EXERCISE OBJECTIVE. Select the lines that hold the word "color" and copy each one.

# start of SUPPLIED INFORMATION

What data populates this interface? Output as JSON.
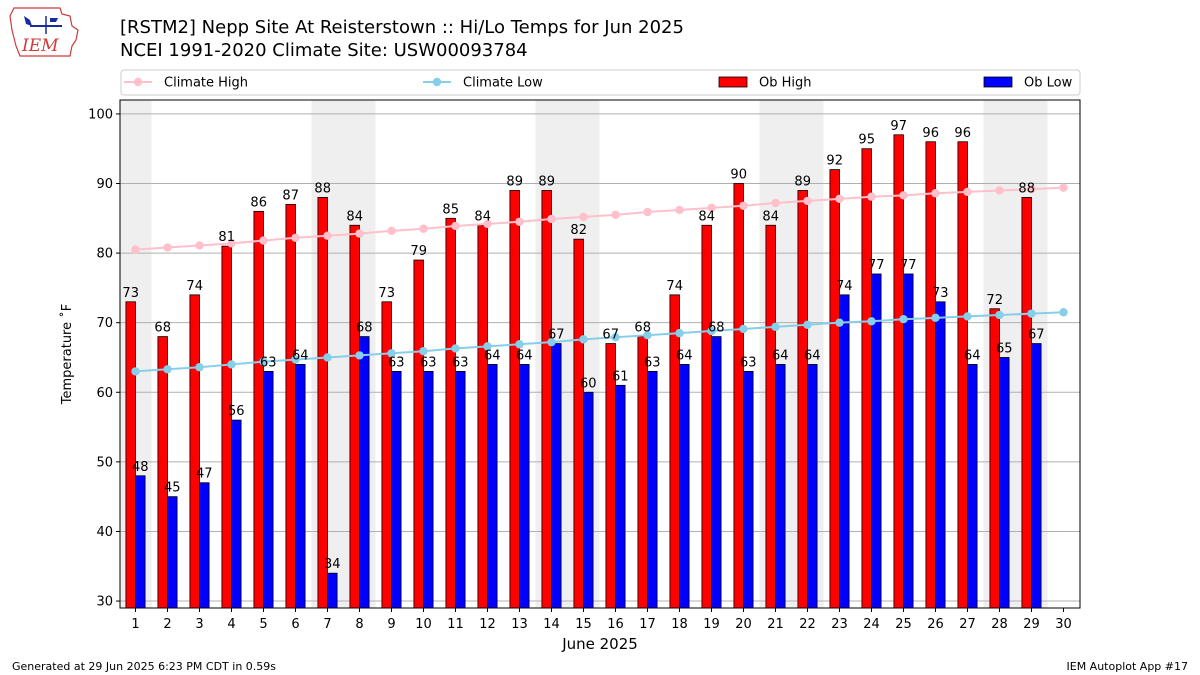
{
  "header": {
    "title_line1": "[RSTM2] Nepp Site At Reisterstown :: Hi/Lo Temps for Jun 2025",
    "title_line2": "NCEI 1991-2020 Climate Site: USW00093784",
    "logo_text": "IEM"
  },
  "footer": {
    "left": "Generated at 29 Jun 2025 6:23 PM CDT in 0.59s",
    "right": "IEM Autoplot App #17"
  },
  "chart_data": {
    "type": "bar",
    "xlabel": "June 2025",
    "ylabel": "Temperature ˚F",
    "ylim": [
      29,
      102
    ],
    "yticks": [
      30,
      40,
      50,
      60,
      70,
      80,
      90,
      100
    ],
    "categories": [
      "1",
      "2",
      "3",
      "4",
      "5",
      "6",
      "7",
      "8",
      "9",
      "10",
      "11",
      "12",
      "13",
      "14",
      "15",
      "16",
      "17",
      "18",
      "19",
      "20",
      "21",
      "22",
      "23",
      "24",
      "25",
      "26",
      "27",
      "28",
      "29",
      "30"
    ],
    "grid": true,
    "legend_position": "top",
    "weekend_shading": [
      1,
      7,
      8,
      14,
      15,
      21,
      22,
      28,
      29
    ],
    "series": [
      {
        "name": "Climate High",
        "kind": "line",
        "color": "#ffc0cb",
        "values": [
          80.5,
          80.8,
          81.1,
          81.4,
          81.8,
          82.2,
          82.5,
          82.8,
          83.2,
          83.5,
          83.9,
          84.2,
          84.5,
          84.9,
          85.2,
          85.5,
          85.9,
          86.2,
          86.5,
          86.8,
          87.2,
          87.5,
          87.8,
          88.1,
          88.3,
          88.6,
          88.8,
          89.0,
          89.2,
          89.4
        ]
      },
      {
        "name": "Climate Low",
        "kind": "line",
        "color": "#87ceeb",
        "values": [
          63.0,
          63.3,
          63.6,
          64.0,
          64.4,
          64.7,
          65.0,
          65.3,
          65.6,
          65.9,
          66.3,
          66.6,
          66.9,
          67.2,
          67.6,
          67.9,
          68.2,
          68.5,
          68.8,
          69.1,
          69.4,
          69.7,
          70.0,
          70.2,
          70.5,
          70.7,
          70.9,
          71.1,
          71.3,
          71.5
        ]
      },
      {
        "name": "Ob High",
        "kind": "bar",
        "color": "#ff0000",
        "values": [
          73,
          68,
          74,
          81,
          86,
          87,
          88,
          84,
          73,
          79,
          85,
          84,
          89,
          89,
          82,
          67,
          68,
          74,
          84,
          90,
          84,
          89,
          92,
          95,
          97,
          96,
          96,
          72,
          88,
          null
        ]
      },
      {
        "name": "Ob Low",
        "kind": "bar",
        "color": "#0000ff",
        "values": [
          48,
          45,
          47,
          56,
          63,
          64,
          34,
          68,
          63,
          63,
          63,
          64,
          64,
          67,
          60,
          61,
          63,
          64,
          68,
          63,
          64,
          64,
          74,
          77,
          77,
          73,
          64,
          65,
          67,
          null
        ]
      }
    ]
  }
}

# end of SUPPLIED INFORMATION

ANSWER TO THE EXERCISE.
        "color": "#ffc0cb",
        "color": "#87ceeb",
        "color": "#ff0000",
        "color": "#0000ff",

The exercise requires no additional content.